▶ **WORK REQUIRED**
Filter the data below for the string "SRMTID" and copy each matching line.

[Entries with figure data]
* start *

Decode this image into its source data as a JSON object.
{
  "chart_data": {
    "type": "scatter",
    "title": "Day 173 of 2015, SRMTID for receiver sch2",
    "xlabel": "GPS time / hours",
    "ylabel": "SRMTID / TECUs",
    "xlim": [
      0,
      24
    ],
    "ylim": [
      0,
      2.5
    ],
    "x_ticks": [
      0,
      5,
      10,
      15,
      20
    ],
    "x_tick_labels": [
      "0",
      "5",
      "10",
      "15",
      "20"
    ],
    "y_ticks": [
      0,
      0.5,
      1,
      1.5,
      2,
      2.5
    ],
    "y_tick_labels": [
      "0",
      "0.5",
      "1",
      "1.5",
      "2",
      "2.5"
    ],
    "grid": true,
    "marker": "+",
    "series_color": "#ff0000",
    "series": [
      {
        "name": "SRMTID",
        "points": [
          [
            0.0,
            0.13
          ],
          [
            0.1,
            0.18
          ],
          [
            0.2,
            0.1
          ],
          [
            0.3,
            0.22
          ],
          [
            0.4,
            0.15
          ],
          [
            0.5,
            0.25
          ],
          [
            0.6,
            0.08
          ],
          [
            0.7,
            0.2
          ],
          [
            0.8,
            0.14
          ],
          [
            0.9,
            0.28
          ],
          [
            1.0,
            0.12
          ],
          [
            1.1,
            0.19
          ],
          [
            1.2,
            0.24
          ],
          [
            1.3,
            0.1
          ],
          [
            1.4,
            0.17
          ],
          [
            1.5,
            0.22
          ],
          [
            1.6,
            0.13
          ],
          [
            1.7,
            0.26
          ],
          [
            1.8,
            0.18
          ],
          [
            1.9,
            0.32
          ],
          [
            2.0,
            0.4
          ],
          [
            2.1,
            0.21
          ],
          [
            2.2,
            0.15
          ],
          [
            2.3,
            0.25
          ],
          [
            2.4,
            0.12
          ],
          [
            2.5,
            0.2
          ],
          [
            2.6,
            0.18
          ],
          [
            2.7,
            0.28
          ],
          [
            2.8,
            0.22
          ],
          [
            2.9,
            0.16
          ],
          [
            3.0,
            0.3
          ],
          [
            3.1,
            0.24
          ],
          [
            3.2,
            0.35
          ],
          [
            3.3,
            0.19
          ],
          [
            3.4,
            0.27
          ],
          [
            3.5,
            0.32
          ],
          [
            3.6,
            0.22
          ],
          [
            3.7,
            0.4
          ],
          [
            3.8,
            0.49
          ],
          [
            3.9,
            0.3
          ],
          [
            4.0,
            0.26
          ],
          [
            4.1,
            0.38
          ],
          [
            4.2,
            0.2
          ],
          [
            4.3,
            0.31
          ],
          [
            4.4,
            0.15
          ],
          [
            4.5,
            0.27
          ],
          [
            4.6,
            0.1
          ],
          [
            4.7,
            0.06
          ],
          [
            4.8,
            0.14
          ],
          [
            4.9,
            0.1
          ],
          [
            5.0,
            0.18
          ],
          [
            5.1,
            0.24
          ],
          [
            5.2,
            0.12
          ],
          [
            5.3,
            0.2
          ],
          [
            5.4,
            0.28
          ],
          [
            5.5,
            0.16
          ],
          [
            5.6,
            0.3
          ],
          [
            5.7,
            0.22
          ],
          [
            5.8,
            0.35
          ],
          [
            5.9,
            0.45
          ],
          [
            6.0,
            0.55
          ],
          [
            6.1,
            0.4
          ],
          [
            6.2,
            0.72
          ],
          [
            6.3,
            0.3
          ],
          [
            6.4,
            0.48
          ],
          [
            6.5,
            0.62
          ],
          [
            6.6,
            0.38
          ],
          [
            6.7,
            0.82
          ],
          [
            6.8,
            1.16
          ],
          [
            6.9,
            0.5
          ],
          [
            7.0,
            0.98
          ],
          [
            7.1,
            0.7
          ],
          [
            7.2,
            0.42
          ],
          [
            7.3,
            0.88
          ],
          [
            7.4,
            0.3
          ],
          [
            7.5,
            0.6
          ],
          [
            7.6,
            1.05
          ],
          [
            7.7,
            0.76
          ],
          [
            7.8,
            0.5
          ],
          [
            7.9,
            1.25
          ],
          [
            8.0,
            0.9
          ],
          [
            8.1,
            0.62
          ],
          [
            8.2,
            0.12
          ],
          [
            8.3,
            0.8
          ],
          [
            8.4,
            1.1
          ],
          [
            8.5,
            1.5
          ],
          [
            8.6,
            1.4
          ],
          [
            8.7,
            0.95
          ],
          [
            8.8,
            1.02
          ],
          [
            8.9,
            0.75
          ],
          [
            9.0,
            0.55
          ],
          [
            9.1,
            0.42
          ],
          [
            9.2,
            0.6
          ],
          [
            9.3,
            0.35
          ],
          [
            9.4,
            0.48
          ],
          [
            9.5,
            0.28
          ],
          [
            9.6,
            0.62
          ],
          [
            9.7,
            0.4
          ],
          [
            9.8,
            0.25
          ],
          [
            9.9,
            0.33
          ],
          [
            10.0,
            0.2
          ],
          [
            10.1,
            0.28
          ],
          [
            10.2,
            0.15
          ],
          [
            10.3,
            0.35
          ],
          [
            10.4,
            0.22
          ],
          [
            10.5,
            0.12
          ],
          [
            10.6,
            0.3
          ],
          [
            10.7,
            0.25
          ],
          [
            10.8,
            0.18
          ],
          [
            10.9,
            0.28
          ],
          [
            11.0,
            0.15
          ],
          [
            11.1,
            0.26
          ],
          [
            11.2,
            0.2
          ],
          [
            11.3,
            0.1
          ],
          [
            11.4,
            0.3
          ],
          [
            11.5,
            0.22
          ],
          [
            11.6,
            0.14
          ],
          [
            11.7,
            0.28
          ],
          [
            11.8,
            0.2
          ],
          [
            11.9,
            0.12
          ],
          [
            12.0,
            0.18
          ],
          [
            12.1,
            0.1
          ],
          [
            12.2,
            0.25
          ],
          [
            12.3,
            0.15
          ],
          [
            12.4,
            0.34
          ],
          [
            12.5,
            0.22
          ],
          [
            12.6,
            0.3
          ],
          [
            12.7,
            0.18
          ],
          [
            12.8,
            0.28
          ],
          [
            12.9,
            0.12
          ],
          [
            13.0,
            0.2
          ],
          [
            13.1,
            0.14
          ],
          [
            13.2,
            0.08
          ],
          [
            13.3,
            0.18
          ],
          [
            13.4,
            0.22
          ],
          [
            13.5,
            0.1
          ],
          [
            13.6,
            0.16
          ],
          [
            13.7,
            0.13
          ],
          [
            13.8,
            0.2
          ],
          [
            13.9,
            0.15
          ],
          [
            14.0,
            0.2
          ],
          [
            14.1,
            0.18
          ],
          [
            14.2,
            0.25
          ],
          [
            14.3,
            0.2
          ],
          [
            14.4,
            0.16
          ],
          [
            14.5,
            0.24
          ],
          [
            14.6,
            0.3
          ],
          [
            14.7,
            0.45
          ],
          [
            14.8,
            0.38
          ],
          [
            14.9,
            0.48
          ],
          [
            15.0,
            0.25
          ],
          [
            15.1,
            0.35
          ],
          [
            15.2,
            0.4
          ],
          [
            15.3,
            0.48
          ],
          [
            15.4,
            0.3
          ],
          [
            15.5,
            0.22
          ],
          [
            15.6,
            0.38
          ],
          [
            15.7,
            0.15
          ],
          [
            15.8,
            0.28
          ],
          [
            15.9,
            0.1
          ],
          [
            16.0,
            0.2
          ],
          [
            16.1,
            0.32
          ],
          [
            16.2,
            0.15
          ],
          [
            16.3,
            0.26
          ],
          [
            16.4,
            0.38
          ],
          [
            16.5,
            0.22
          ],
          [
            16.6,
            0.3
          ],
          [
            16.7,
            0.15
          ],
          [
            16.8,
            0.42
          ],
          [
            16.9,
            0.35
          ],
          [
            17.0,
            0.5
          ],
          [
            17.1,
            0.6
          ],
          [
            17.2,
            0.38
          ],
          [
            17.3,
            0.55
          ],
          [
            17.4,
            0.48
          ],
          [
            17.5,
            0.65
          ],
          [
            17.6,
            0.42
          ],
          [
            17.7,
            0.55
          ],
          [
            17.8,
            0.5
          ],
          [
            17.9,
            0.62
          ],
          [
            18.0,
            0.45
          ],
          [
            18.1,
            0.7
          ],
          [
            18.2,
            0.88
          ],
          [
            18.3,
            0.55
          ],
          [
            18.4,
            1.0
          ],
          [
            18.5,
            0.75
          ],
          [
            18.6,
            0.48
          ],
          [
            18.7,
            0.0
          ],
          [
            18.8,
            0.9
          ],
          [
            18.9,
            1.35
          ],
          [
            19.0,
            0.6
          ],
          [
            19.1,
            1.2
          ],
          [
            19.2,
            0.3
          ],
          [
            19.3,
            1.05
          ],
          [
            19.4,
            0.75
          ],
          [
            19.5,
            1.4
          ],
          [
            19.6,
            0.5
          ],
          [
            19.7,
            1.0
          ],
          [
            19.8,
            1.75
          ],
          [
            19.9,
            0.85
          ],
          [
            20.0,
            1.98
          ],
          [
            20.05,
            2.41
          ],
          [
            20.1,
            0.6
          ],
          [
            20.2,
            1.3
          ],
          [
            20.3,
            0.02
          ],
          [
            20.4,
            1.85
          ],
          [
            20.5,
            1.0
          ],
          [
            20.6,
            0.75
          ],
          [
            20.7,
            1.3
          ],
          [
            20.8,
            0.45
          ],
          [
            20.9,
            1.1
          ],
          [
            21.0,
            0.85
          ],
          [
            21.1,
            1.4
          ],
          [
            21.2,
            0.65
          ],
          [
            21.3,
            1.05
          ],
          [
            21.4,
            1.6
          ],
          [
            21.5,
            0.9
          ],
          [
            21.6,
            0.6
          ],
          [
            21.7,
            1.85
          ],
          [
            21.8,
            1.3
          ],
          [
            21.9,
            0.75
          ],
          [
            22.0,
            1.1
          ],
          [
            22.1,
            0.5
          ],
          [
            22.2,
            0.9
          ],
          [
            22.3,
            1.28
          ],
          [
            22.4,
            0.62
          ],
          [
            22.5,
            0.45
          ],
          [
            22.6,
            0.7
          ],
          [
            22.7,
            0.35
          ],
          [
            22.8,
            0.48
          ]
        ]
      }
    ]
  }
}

* end *

▶ **RESPONSE TO THE TASK**
    "title": "Day 173 of 2015, SRMTID for receiver sch2",
    "ylabel": "SRMTID / TECUs",
        "name": "SRMTID",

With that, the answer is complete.